Task statement: Omit every picture and return the rest of the data unaltered.

Material provided:
--- begin ---

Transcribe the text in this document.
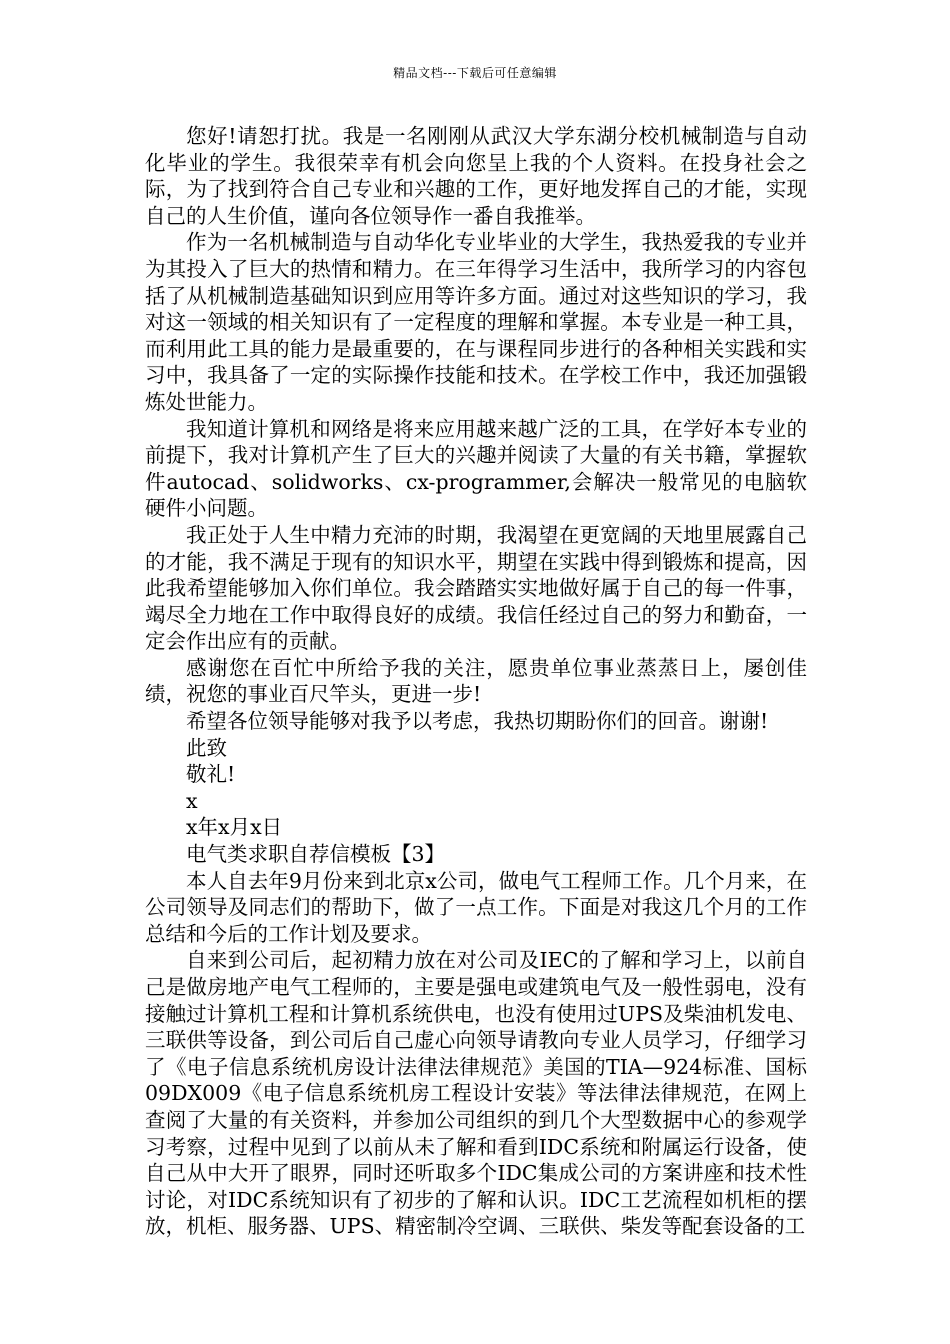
精品文档---下载后可任意编辑

您好!请恕打扰。我是一名刚刚从武汉大学东湖分校机械制造与自动化毕业的学生。我很荣幸有机会向您呈上我的个人资料。在投身社会之际，为了找到符合自己专业和兴趣的工作，更好地发挥自己的才能，实现自己的人生价值，谨向各位领导作一番自我推举。

作为一名机械制造与自动华化专业毕业的大学生，我热爱我的专业并为其投入了巨大的热情和精力。在三年得学习生活中，我所学习的内容包括了从机械制造基础知识到应用等许多方面。通过对这些知识的学习，我对这一领域的相关知识有了一定程度的理解和掌握。本专业是一种工具，而利用此工具的能力是最重要的，在与课程同步进行的各种相关实践和实习中，我具备了一定的实际操作技能和技术。在学校工作中，我还加强锻炼处世能力。

我知道计算机和网络是将来应用越来越广泛的工具，在学好本专业的前提下，我对计算机产生了巨大的兴趣并阅读了大量的有关书籍，掌握软件autocad、solidworks、cx-programmer,会解决一般常见的电脑软硬件小问题。

我正处于人生中精力充沛的时期，我渴望在更宽阔的天地里展露自己的才能，我不满足于现有的知识水平，期望在实践中得到锻炼和提高，因此我希望能够加入你们单位。我会踏踏实实地做好属于自己的每一件事，竭尽全力地在工作中取得良好的成绩。我信任经过自己的努力和勤奋，一定会作出应有的贡献。

感谢您在百忙中所给予我的关注，愿贵单位事业蒸蒸日上，屡创佳绩，祝您的事业百尺竿头，更进一步!

希望各位领导能够对我予以考虑，我热切期盼你们的回音。谢谢!

此致

敬礼!

x

x年x月x日

电气类求职自荐信模板【3】

本人自去年9月份来到北京x公司，做电气工程师工作。几个月来，在公司领导及同志们的帮助下，做了一点工作。下面是对我这几个月的工作总结和今后的工作计划及要求。

自来到公司后，起初精力放在对公司及IEC的了解和学习上，以前自己是做房地产电气工程师的，主要是强电或建筑电气及一般性弱电，没有接触过计算机工程和计算机系统供电，也没有使用过UPS及柴油机发电、三联供等设备，到公司后自己虚心向领导请教向专业人员学习，仔细学习了《电子信息系统机房设计法律法律规范》美国的TIA—924标准、国标09DX009《电子信息系统机房工程设计安装》等法律法律规范，在网上查阅了大量的有关资料，并参加公司组织的到几个大型数据中心的参观学习考察，过程中见到了以前从未了解和看到IDC系统和附属运行设备，使自己从中大开了眼界，同时还听取多个IDC集成公司的方案讲座和技术性讨论，对IDC系统知识有了初步的了解和认识。IDC工艺流程如机柜的摆放，机柜、服务器、UPS、精密制冷空调、三联供、柴发等配套设备的工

--- end ---

Written response:
Transcribe the text in this document.
精品文档---下载后可任意编辑

您好!请恕打扰。我是一名刚刚从武汉大学东湖分校机械制造与自动化毕业的学生。我很荣幸有机会向您呈上我的个人资料。在投身社会之际，为了找到符合自己专业和兴趣的工作，更好地发挥自己的才能，实现自己的人生价值，谨向各位领导作一番自我推举。

作为一名机械制造与自动华化专业毕业的大学生，我热爱我的专业并为其投入了巨大的热情和精力。在三年得学习生活中，我所学习的内容包括了从机械制造基础知识到应用等许多方面。通过对这些知识的学习，我对这一领域的相关知识有了一定程度的理解和掌握。本专业是一种工具，而利用此工具的能力是最重要的，在与课程同步进行的各种相关实践和实习中，我具备了一定的实际操作技能和技术。在学校工作中，我还加强锻炼处世能力。

我知道计算机和网络是将来应用越来越广泛的工具，在学好本专业的前提下，我对计算机产生了巨大的兴趣并阅读了大量的有关书籍，掌握软件autocad、solidworks、cx-programmer,会解决一般常见的电脑软硬件小问题。

我正处于人生中精力充沛的时期，我渴望在更宽阔的天地里展露自己的才能，我不满足于现有的知识水平，期望在实践中得到锻炼和提高，因此我希望能够加入你们单位。我会踏踏实实地做好属于自己的每一件事，竭尽全力地在工作中取得良好的成绩。我信任经过自己的努力和勤奋，一定会作出应有的贡献。

感谢您在百忙中所给予我的关注，愿贵单位事业蒸蒸日上，屡创佳绩，祝您的事业百尺竿头，更进一步!

希望各位领导能够对我予以考虑，我热切期盼你们的回音。谢谢!

此致

敬礼!

x

x年x月x日

电气类求职自荐信模板【3】

本人自去年9月份来到北京x公司，做电气工程师工作。几个月来，在公司领导及同志们的帮助下，做了一点工作。下面是对我这几个月的工作总结和今后的工作计划及要求。

自来到公司后，起初精力放在对公司及IEC的了解和学习上，以前自己是做房地产电气工程师的，主要是强电或建筑电气及一般性弱电，没有接触过计算机工程和计算机系统供电，也没有使用过UPS及柴油机发电、三联供等设备，到公司后自己虚心向领导请教向专业人员学习，仔细学习了《电子信息系统机房设计法律法律规范》美国的TIA—924标准、国标09DX009《电子信息系统机房工程设计安装》等法律法律规范，在网上查阅了大量的有关资料，并参加公司组织的到几个大型数据中心的参观学习考察，过程中见到了以前从未了解和看到IDC系统和附属运行设备，使自己从中大开了眼界，同时还听取多个IDC集成公司的方案讲座和技术性讨论，对IDC系统知识有了初步的了解和认识。IDC工艺流程如机柜的摆放，机柜、服务器、UPS、精密制冷空调、三联供、柴发等配套设备的工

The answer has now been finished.